What you need to do
Show all lines from the data that include the word "childhood".

Records shown
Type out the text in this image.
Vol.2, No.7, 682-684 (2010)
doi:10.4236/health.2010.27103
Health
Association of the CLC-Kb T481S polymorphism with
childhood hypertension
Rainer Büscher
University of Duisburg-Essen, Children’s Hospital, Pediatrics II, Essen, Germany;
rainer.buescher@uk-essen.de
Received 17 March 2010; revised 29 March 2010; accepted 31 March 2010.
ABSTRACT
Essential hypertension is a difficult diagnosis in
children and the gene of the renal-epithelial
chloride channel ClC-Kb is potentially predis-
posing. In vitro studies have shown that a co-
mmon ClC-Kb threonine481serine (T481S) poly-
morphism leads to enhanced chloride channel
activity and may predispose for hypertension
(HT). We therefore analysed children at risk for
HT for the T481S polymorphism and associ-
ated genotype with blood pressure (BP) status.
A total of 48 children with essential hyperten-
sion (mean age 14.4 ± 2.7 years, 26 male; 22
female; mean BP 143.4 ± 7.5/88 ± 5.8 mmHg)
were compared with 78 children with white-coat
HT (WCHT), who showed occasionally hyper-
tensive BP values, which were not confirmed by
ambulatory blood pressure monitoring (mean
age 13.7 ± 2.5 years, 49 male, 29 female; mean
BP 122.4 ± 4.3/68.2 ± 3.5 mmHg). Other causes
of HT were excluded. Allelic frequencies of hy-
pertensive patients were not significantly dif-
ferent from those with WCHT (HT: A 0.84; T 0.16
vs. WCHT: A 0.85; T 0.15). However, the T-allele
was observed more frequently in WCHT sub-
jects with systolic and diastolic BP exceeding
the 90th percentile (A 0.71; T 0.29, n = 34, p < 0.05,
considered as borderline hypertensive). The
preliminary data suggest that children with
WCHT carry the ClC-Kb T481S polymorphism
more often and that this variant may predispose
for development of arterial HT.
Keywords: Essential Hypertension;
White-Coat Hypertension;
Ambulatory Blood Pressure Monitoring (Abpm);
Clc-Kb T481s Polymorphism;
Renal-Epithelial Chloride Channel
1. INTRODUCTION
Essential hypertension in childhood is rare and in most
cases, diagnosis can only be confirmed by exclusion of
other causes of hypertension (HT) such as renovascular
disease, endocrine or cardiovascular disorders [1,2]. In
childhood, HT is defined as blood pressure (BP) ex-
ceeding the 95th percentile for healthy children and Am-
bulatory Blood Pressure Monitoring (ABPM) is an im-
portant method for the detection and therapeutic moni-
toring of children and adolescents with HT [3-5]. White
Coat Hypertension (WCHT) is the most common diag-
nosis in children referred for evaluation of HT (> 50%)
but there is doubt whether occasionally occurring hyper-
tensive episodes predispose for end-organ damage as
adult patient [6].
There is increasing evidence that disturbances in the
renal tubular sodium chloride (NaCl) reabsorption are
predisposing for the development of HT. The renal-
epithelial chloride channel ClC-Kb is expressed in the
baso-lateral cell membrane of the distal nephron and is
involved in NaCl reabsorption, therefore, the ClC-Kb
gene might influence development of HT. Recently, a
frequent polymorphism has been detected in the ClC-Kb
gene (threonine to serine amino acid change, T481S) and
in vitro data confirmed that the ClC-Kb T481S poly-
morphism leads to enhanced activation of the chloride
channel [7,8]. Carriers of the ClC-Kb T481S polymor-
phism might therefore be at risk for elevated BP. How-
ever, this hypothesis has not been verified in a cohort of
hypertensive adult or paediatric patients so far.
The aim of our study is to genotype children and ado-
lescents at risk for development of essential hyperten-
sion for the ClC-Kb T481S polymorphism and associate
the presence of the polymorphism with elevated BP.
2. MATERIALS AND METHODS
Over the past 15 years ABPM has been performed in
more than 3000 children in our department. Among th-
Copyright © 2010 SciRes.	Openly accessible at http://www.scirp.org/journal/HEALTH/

Solution to the exercise
childhood hypertension
Essential hypertension in childhood is rare and in most
childhood, HT is defined as blood pressure (BP) ex-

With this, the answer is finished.